Exact repetition of every entry is required.

* [DATA FOR PROCESSING]:
....................

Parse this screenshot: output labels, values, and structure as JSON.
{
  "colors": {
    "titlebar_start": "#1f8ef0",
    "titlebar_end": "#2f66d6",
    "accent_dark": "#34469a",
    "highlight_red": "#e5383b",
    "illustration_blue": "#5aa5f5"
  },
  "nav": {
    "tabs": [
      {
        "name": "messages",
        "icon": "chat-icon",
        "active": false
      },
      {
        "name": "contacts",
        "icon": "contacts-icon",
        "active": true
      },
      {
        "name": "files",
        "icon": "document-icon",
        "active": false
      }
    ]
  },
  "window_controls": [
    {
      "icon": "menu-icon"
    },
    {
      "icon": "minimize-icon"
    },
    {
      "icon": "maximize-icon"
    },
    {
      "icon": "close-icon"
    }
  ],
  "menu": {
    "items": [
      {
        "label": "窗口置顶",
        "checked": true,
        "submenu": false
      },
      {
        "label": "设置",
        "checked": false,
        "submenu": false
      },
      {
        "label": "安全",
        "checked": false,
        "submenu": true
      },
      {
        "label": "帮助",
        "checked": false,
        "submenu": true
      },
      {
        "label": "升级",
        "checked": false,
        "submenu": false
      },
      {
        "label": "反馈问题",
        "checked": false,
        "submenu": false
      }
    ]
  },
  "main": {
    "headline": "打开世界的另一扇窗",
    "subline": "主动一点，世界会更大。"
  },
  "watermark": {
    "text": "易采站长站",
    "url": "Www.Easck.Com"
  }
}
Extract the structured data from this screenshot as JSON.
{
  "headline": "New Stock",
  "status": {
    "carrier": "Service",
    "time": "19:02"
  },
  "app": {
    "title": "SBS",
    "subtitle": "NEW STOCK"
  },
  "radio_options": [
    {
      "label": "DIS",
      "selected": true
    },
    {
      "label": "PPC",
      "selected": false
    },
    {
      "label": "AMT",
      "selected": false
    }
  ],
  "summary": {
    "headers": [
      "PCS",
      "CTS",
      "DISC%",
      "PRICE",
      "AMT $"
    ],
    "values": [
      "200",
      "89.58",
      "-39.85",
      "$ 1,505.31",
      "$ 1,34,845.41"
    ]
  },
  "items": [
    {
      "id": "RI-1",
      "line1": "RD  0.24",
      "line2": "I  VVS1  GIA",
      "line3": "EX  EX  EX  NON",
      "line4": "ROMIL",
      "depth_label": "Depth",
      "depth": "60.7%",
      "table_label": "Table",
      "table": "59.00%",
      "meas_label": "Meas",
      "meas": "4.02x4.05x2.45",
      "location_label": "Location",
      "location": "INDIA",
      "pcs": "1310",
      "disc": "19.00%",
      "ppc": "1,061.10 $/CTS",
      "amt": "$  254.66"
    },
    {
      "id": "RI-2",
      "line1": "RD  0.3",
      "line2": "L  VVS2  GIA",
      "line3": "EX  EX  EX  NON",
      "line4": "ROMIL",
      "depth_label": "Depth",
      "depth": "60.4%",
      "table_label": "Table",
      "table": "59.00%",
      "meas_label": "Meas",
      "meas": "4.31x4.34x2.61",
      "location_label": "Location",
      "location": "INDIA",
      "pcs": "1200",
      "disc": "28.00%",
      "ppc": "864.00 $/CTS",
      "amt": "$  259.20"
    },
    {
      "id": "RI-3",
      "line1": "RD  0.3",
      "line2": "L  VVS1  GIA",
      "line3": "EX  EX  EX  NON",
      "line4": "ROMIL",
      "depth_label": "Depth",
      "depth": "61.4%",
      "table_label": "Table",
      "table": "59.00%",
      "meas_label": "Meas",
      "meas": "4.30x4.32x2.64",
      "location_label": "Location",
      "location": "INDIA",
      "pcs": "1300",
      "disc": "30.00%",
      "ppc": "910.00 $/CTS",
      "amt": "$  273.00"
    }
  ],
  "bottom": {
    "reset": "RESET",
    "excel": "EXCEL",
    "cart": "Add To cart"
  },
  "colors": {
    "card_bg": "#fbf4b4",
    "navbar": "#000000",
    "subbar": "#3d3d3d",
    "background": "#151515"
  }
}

....................

* [CORRECT RESPONSE]:
Parse this screenshot: output labels, values, and structure as JSON.
{
  "colors": {
    "titlebar_start": "#1f8ef0",
    "titlebar_end": "#2f66d6",
    "accent_dark": "#34469a",
    "highlight_red": "#e5383b",
    "illustration_blue": "#5aa5f5"
  },
  "nav": {
    "tabs": [
      {
        "name": "messages",
        "icon": "chat-icon",
        "active": false
      },
      {
        "name": "contacts",
        "icon": "contacts-icon",
        "active": true
      },
      {
        "name": "files",
        "icon": "document-icon",
        "active": false
      }
    ]
  },
  "window_controls": [
    {
      "icon": "menu-icon"
    },
    {
      "icon": "minimize-icon"
    },
    {
      "icon": "maximize-icon"
    },
    {
      "icon": "close-icon"
    }
  ],
  "menu": {
    "items": [
      {
        "label": "窗口置顶",
        "checked": true,
        "submenu": false
      },
      {
        "label": "设置",
        "checked": false,
        "submenu": false
      },
      {
        "label": "安全",
        "checked": false,
        "submenu": true
      },
      {
        "label": "帮助",
        "checked": false,
        "submenu": true
      },
      {
        "label": "升级",
        "checked": false,
        "submenu": false
      },
      {
        "label": "反馈问题",
        "checked": false,
        "submenu": false
      }
    ]
  },
  "main": {
    "headline": "打开世界的另一扇窗",
    "subline": "主动一点，世界会更大。"
  },
  "watermark": {
    "text": "易采站长站",
    "url": "Www.Easck.Com"
  }
}
Extract the structured data from this screenshot as JSON.
{
  "headline": "New Stock",
  "status": {
    "carrier": "Service",
    "time": "19:02"
  },
  "app": {
    "title": "SBS",
    "subtitle": "NEW STOCK"
  },
  "radio_options": [
    {
      "label": "DIS",
      "selected": true
    },
    {
      "label": "PPC",
      "selected": false
    },
    {
      "label": "AMT",
      "selected": false
    }
  ],
  "summary": {
    "headers": [
      "PCS",
      "CTS",
      "DISC%",
      "PRICE",
      "AMT $"
    ],
    "values": [
      "200",
      "89.58",
      "-39.85",
      "$ 1,505.31",
      "$ 1,34,845.41"
    ]
  },
  "items": [
    {
      "id": "RI-1",
      "line1": "RD  0.24",
      "line2": "I  VVS1  GIA",
      "line3": "EX  EX  EX  NON",
      "line4": "ROMIL",
      "depth_label": "Depth",
      "depth": "60.7%",
      "table_label": "Table",
      "table": "59.00%",
      "meas_label": "Meas",
      "meas": "4.02x4.05x2.45",
      "location_label": "Location",
      "location": "INDIA",
      "pcs": "1310",
      "disc": "19.00%",
      "ppc": "1,061.10 $/CTS",
      "amt": "$  254.66"
    },
    {
      "id": "RI-2",
      "line1": "RD  0.3",
      "line2": "L  VVS2  GIA",
      "line3": "EX  EX  EX  NON",
      "line4": "ROMIL",
      "depth_label": "Depth",
      "depth": "60.4%",
      "table_label": "Table",
      "table": "59.00%",
      "meas_label": "Meas",
      "meas": "4.31x4.34x2.61",
      "location_label": "Location",
      "location": "INDIA",
      "pcs": "1200",
      "disc": "28.00%",
      "ppc": "864.00 $/CTS",
      "amt": "$  259.20"
    },
    {
      "id": "RI-3",
      "line1": "RD  0.3",
      "line2": "L  VVS1  GIA",
      "line3": "EX  EX  EX  NON",
      "line4": "ROMIL",
      "depth_label": "Depth",
      "depth": "61.4%",
      "table_label": "Table",
      "table": "59.00%",
      "meas_label": "Meas",
      "meas": "4.30x4.32x2.64",
      "location_label": "Location",
      "location": "INDIA",
      "pcs": "1300",
      "disc": "30.00%",
      "ppc": "910.00 $/CTS",
      "amt": "$  273.00"
    }
  ],
  "bottom": {
    "reset": "RESET",
    "excel": "EXCEL",
    "cart": "Add To cart"
  },
  "colors": {
    "card_bg": "#fbf4b4",
    "navbar": "#000000",
    "subbar": "#3d3d3d",
    "background": "#151515"
  }
}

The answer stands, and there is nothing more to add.